Data records:
= = = = = = =

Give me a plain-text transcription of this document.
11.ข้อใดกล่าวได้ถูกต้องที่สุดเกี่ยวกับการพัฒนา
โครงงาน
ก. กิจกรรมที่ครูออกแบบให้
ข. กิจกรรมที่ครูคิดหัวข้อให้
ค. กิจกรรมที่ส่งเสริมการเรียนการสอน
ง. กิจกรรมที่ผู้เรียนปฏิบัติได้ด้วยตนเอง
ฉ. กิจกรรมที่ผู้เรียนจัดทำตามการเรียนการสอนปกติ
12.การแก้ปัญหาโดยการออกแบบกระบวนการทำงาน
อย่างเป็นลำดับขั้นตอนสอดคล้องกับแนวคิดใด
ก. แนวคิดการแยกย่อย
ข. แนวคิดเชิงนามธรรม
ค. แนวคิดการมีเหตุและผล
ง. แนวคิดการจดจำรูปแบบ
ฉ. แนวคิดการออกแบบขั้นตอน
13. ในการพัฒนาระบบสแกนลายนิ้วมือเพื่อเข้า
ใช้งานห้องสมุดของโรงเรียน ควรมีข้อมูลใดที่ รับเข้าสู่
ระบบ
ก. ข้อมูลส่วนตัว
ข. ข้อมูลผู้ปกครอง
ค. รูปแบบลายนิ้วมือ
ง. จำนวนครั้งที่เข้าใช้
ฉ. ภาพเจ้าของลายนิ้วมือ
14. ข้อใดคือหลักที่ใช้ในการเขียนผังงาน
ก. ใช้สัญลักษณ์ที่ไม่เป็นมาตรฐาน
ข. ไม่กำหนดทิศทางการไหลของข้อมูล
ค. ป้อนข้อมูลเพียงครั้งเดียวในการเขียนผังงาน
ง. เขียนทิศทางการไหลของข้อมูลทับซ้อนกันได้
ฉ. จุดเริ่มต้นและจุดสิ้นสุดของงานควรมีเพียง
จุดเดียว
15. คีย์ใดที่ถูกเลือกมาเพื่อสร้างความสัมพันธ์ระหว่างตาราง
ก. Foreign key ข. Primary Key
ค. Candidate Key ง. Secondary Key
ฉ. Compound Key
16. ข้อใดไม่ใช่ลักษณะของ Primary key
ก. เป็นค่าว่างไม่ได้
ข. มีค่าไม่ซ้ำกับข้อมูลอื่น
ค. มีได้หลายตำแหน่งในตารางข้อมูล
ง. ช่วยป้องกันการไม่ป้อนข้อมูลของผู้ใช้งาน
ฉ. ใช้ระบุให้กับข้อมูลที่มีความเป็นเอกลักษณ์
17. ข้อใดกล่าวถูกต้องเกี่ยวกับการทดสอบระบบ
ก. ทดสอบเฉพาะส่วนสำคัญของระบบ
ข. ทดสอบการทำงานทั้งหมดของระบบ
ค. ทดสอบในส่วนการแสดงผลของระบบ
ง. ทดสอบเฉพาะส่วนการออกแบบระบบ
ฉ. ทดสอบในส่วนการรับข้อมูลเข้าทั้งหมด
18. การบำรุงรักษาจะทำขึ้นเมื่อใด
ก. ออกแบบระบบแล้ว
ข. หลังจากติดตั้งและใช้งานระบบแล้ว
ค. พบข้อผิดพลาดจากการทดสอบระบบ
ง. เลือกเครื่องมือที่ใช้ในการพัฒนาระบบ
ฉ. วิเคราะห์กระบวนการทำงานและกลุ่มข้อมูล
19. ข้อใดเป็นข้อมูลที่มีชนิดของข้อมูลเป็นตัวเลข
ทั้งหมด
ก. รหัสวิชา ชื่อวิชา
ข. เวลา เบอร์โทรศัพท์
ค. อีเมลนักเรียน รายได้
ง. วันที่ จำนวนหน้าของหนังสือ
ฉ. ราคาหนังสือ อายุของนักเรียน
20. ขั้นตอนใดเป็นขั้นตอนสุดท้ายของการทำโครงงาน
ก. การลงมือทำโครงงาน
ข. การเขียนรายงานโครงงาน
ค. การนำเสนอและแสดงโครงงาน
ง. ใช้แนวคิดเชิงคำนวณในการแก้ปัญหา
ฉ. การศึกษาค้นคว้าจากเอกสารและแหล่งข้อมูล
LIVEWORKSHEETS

= = = = = = =

Retype the whole listing above exactly.

## Correct response:
Give me a plain-text transcription of this document.
11.ข้อใดกล่าวได้ถูกต้องที่สุดเกี่ยวกับการพัฒนา
โครงงาน
ก. กิจกรรมที่ครูออกแบบให้
ข. กิจกรรมที่ครูคิดหัวข้อให้
ค. กิจกรรมที่ส่งเสริมการเรียนการสอน
ง. กิจกรรมที่ผู้เรียนปฏิบัติได้ด้วยตนเอง
ฉ. กิจกรรมที่ผู้เรียนจัดทำตามการเรียนการสอนปกติ
12.การแก้ปัญหาโดยการออกแบบกระบวนการทำงาน
อย่างเป็นลำดับขั้นตอนสอดคล้องกับแนวคิดใด
ก. แนวคิดการแยกย่อย
ข. แนวคิดเชิงนามธรรม
ค. แนวคิดการมีเหตุและผล
ง. แนวคิดการจดจำรูปแบบ
ฉ. แนวคิดการออกแบบขั้นตอน
13. ในการพัฒนาระบบสแกนลายนิ้วมือเพื่อเข้า
ใช้งานห้องสมุดของโรงเรียน ควรมีข้อมูลใดที่ รับเข้าสู่
ระบบ
ก. ข้อมูลส่วนตัว
ข. ข้อมูลผู้ปกครอง
ค. รูปแบบลายนิ้วมือ
ง. จำนวนครั้งที่เข้าใช้
ฉ. ภาพเจ้าของลายนิ้วมือ
14. ข้อใดคือหลักที่ใช้ในการเขียนผังงาน
ก. ใช้สัญลักษณ์ที่ไม่เป็นมาตรฐาน
ข. ไม่กำหนดทิศทางการไหลของข้อมูล
ค. ป้อนข้อมูลเพียงครั้งเดียวในการเขียนผังงาน
ง. เขียนทิศทางการไหลของข้อมูลทับซ้อนกันได้
ฉ. จุดเริ่มต้นและจุดสิ้นสุดของงานควรมีเพียง
จุดเดียว
15. คีย์ใดที่ถูกเลือกมาเพื่อสร้างความสัมพันธ์ระหว่างตาราง
ก. Foreign key ข. Primary Key
ค. Candidate Key ง. Secondary Key
ฉ. Compound Key
16. ข้อใดไม่ใช่ลักษณะของ Primary key
ก. เป็นค่าว่างไม่ได้
ข. มีค่าไม่ซ้ำกับข้อมูลอื่น
ค. มีได้หลายตำแหน่งในตารางข้อมูล
ง. ช่วยป้องกันการไม่ป้อนข้อมูลของผู้ใช้งาน
ฉ. ใช้ระบุให้กับข้อมูลที่มีความเป็นเอกลักษณ์
17. ข้อใดกล่าวถูกต้องเกี่ยวกับการทดสอบระบบ
ก. ทดสอบเฉพาะส่วนสำคัญของระบบ
ข. ทดสอบการทำงานทั้งหมดของระบบ
ค. ทดสอบในส่วนการแสดงผลของระบบ
ง. ทดสอบเฉพาะส่วนการออกแบบระบบ
ฉ. ทดสอบในส่วนการรับข้อมูลเข้าทั้งหมด
18. การบำรุงรักษาจะทำขึ้นเมื่อใด
ก. ออกแบบระบบแล้ว
ข. หลังจากติดตั้งและใช้งานระบบแล้ว
ค. พบข้อผิดพลาดจากการทดสอบระบบ
ง. เลือกเครื่องมือที่ใช้ในการพัฒนาระบบ
ฉ. วิเคราะห์กระบวนการทำงานและกลุ่มข้อมูล
19. ข้อใดเป็นข้อมูลที่มีชนิดของข้อมูลเป็นตัวเลข
ทั้งหมด
ก. รหัสวิชา ชื่อวิชา
ข. เวลา เบอร์โทรศัพท์
ค. อีเมลนักเรียน รายได้
ง. วันที่ จำนวนหน้าของหนังสือ
ฉ. ราคาหนังสือ อายุของนักเรียน
20. ขั้นตอนใดเป็นขั้นตอนสุดท้ายของการทำโครงงาน
ก. การลงมือทำโครงงาน
ข. การเขียนรายงานโครงงาน
ค. การนำเสนอและแสดงโครงงาน
ง. ใช้แนวคิดเชิงคำนวณในการแก้ปัญหา
ฉ. การศึกษาค้นคว้าจากเอกสารและแหล่งข้อมูล
LIVEWORKSHEETS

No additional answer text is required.